▶ [What to do]
Omit every picture, then give all the entries again exactly.

Records from a data source
===============
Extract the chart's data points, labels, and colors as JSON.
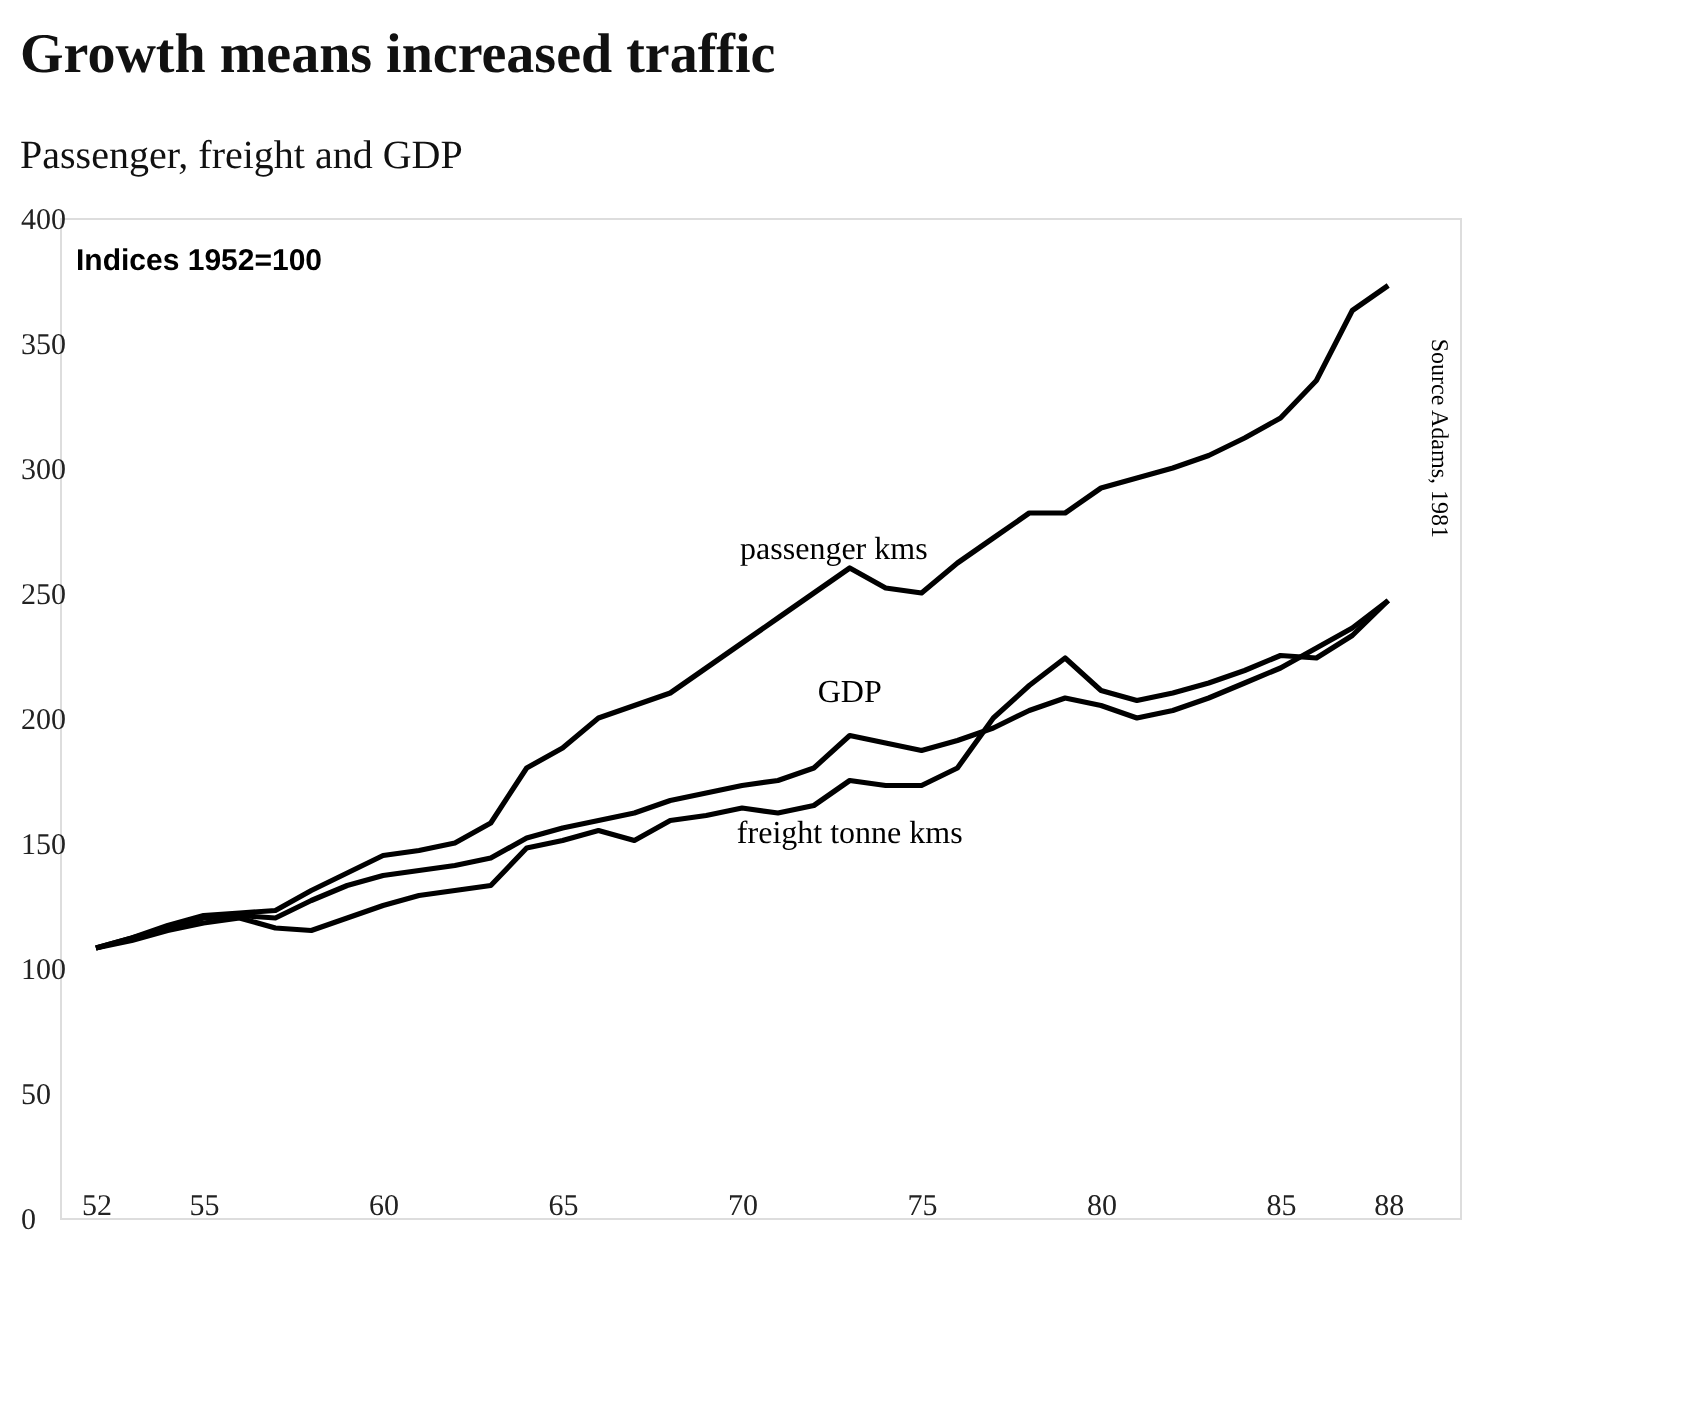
{
  "chart_data": {
    "type": "line",
    "title": "Growth means increased traffic",
    "subtitle": "Passenger, freight and GDP",
    "annotations": [
      "Indices 1952=100",
      "Source Adams, 1981"
    ],
    "x": [
      52,
      53,
      54,
      55,
      56,
      57,
      58,
      59,
      60,
      61,
      62,
      63,
      64,
      65,
      66,
      67,
      68,
      69,
      70,
      71,
      72,
      73,
      74,
      75,
      76,
      77,
      78,
      79,
      80,
      81,
      82,
      83,
      84,
      85,
      86,
      87,
      88
    ],
    "series": [
      {
        "name": "passenger kms",
        "color": "#000000",
        "values": [
          108,
          112,
          117,
          121,
          122,
          123,
          131,
          138,
          145,
          147,
          150,
          158,
          180,
          188,
          200,
          205,
          210,
          220,
          230,
          240,
          250,
          260,
          252,
          250,
          262,
          272,
          282,
          282,
          292,
          296,
          300,
          305,
          312,
          320,
          335,
          363,
          373
        ]
      },
      {
        "name": "GDP",
        "color": "#000000",
        "values": [
          108,
          112,
          116,
          120,
          121,
          120,
          127,
          133,
          137,
          139,
          141,
          144,
          152,
          156,
          159,
          162,
          167,
          170,
          173,
          175,
          180,
          193,
          190,
          187,
          191,
          196,
          203,
          208,
          205,
          200,
          203,
          208,
          214,
          220,
          228,
          236,
          247
        ]
      },
      {
        "name": "freight tonne kms",
        "color": "#000000",
        "values": [
          108,
          111,
          115,
          118,
          120,
          116,
          115,
          120,
          125,
          129,
          131,
          133,
          148,
          151,
          155,
          151,
          159,
          161,
          164,
          162,
          165,
          175,
          173,
          173,
          180,
          200,
          213,
          224,
          211,
          207,
          210,
          214,
          219,
          225,
          224,
          233,
          247
        ]
      }
    ],
    "xlim": [
      51,
      90
    ],
    "xticks": [
      52,
      55,
      60,
      65,
      70,
      75,
      80,
      85,
      88
    ],
    "ylim": [
      0,
      400
    ],
    "yticks": [
      0,
      50,
      100,
      150,
      200,
      250,
      300,
      350,
      400
    ],
    "grid": false,
    "legend": false,
    "marker": "none",
    "line_style": "solid"
  }
}
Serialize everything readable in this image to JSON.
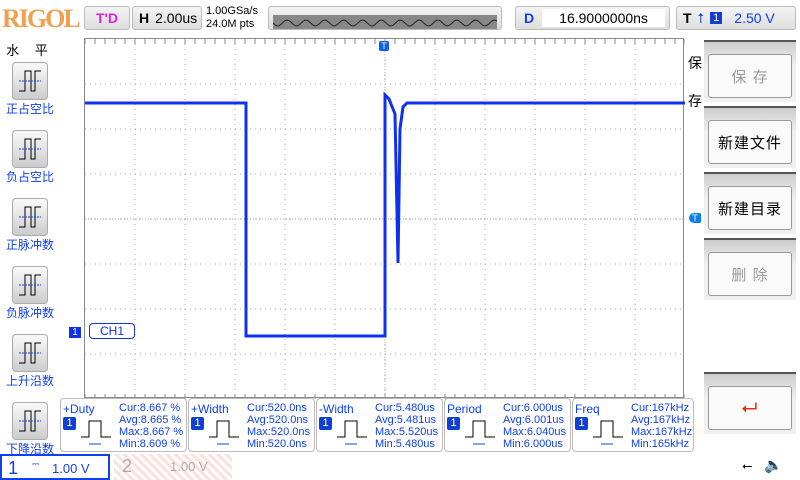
{
  "header": {
    "brand": "RIGOL",
    "run_state": "T'D",
    "timebase_label": "H",
    "timebase": "2.00us",
    "sample_rate": "1.00GSa/s",
    "memory_depth": "24.0M pts",
    "delay_label": "D",
    "delay": "16.9000000ns",
    "trigger_label": "T",
    "trigger_source": "1",
    "trigger_level": "2.50 V"
  },
  "left_menu": {
    "title": "水 平",
    "items": [
      {
        "label": "正占空比",
        "icon": "positive-duty-icon"
      },
      {
        "label": "负占空比",
        "icon": "negative-duty-icon"
      },
      {
        "label": "正脉冲数",
        "icon": "positive-pulse-count-icon"
      },
      {
        "label": "负脉冲数",
        "icon": "negative-pulse-count-icon"
      },
      {
        "label": "上升沿数",
        "icon": "rising-edge-count-icon"
      },
      {
        "label": "下降沿数",
        "icon": "falling-edge-count-icon"
      }
    ]
  },
  "right_menu": {
    "title": "保存",
    "items": [
      {
        "label": "保 存",
        "enabled": false
      },
      {
        "label": "新建文件",
        "enabled": true
      },
      {
        "label": "新建目录",
        "enabled": true
      },
      {
        "label": "删 除",
        "enabled": false
      }
    ],
    "back_icon": "return-arrow-icon"
  },
  "screen": {
    "channel_label": "CH1",
    "channel_marker": "1",
    "trigger_marker": "T",
    "trace_color": "#1030f0"
  },
  "measurements": [
    {
      "name": "+Duty",
      "source": "1",
      "cur": "Cur:8.667 %",
      "avg": "Avg:8.665 %",
      "max": "Max:8.667 %",
      "min": "Min:8.609 %"
    },
    {
      "name": "+Width",
      "source": "1",
      "cur": "Cur:520.0ns",
      "avg": "Avg:520.0ns",
      "max": "Max:520.0ns",
      "min": "Min:520.0ns"
    },
    {
      "name": "-Width",
      "source": "1",
      "cur": "Cur:5.480us",
      "avg": "Avg:5.481us",
      "max": "Max:5.520us",
      "min": "Min:5.480us"
    },
    {
      "name": "Period",
      "source": "1",
      "cur": "Cur:6.000us",
      "avg": "Avg:6.001us",
      "max": "Max:6.040us",
      "min": "Min:6.000us"
    },
    {
      "name": "Freq",
      "source": "1",
      "cur": "Cur:167kHz",
      "avg": "Avg:167kHz",
      "max": "Max:167kHz",
      "min": "Min:165kHz"
    }
  ],
  "channels": [
    {
      "num": "1",
      "scale": "1.00 V",
      "active": true
    },
    {
      "num": "2",
      "scale": "1.00 V",
      "active": false
    }
  ],
  "status_icons": [
    "usb-icon",
    "speaker-muted-icon"
  ]
}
===============
▶ [Exercise answer]
Extract the chart's data points, labels, and colors as JSON.
{
  "chart_data": {
    "type": "line",
    "title": "Growth means increased traffic",
    "subtitle": "Passenger, freight and GDP",
    "annotations": [
      "Indices 1952=100",
      "Source Adams, 1981"
    ],
    "x": [
      52,
      53,
      54,
      55,
      56,
      57,
      58,
      59,
      60,
      61,
      62,
      63,
      64,
      65,
      66,
      67,
      68,
      69,
      70,
      71,
      72,
      73,
      74,
      75,
      76,
      77,
      78,
      79,
      80,
      81,
      82,
      83,
      84,
      85,
      86,
      87,
      88
    ],
    "series": [
      {
        "name": "passenger kms",
        "color": "#000000",
        "values": [
          108,
          112,
          117,
          121,
          122,
          123,
          131,
          138,
          145,
          147,
          150,
          158,
          180,
          188,
          200,
          205,
          210,
          220,
          230,
          240,
          250,
          260,
          252,
          250,
          262,
          272,
          282,
          282,
          292,
          296,
          300,
          305,
          312,
          320,
          335,
          363,
          373
        ]
      },
      {
        "name": "GDP",
        "color": "#000000",
        "values": [
          108,
          112,
          116,
          120,
          121,
          120,
          127,
          133,
          137,
          139,
          141,
          144,
          152,
          156,
          159,
          162,
          167,
          170,
          173,
          175,
          180,
          193,
          190,
          187,
          191,
          196,
          203,
          208,
          205,
          200,
          203,
          208,
          214,
          220,
          228,
          236,
          247
        ]
      },
      {
        "name": "freight tonne kms",
        "color": "#000000",
        "values": [
          108,
          111,
          115,
          118,
          120,
          116,
          115,
          120,
          125,
          129,
          131,
          133,
          148,
          151,
          155,
          151,
          159,
          161,
          164,
          162,
          165,
          175,
          173,
          173,
          180,
          200,
          213,
          224,
          211,
          207,
          210,
          214,
          219,
          225,
          224,
          233,
          247
        ]
      }
    ],
    "xlim": [
      51,
      90
    ],
    "xticks": [
      52,
      55,
      60,
      65,
      70,
      75,
      80,
      85,
      88
    ],
    "ylim": [
      0,
      400
    ],
    "yticks": [
      0,
      50,
      100,
      150,
      200,
      250,
      300,
      350,
      400
    ],
    "grid": false,
    "legend": false,
    "marker": "none",
    "line_style": "solid"
  }
}
Serialize everything readable in this image to JSON.
{
  "header": {
    "brand": "RIGOL",
    "run_state": "T'D",
    "timebase_label": "H",
    "timebase": "2.00us",
    "sample_rate": "1.00GSa/s",
    "memory_depth": "24.0M pts",
    "delay_label": "D",
    "delay": "16.9000000ns",
    "trigger_label": "T",
    "trigger_source": "1",
    "trigger_level": "2.50 V"
  },
  "left_menu": {
    "title": "水 平",
    "items": [
      {
        "label": "正占空比",
        "icon": "positive-duty-icon"
      },
      {
        "label": "负占空比",
        "icon": "negative-duty-icon"
      },
      {
        "label": "正脉冲数",
        "icon": "positive-pulse-count-icon"
      },
      {
        "label": "负脉冲数",
        "icon": "negative-pulse-count-icon"
      },
      {
        "label": "上升沿数",
        "icon": "rising-edge-count-icon"
      },
      {
        "label": "下降沿数",
        "icon": "falling-edge-count-icon"
      }
    ]
  },
  "right_menu": {
    "title": "保存",
    "items": [
      {
        "label": "保 存",
        "enabled": false
      },
      {
        "label": "新建文件",
        "enabled": true
      },
      {
        "label": "新建目录",
        "enabled": true
      },
      {
        "label": "删 除",
        "enabled": false
      }
    ],
    "back_icon": "return-arrow-icon"
  },
  "screen": {
    "channel_label": "CH1",
    "channel_marker": "1",
    "trigger_marker": "T",
    "trace_color": "#1030f0"
  },
  "measurements": [
    {
      "name": "+Duty",
      "source": "1",
      "cur": "Cur:8.667 %",
      "avg": "Avg:8.665 %",
      "max": "Max:8.667 %",
      "min": "Min:8.609 %"
    },
    {
      "name": "+Width",
      "source": "1",
      "cur": "Cur:520.0ns",
      "avg": "Avg:520.0ns",
      "max": "Max:520.0ns",
      "min": "Min:520.0ns"
    },
    {
      "name": "-Width",
      "source": "1",
      "cur": "Cur:5.480us",
      "avg": "Avg:5.481us",
      "max": "Max:5.520us",
      "min": "Min:5.480us"
    },
    {
      "name": "Period",
      "source": "1",
      "cur": "Cur:6.000us",
      "avg": "Avg:6.001us",
      "max": "Max:6.040us",
      "min": "Min:6.000us"
    },
    {
      "name": "Freq",
      "source": "1",
      "cur": "Cur:167kHz",
      "avg": "Avg:167kHz",
      "max": "Max:167kHz",
      "min": "Min:165kHz"
    }
  ],
  "channels": [
    {
      "num": "1",
      "scale": "1.00 V",
      "active": true
    },
    {
      "num": "2",
      "scale": "1.00 V",
      "active": false
    }
  ],
  "status_icons": [
    "usb-icon",
    "speaker-muted-icon"
  ]
}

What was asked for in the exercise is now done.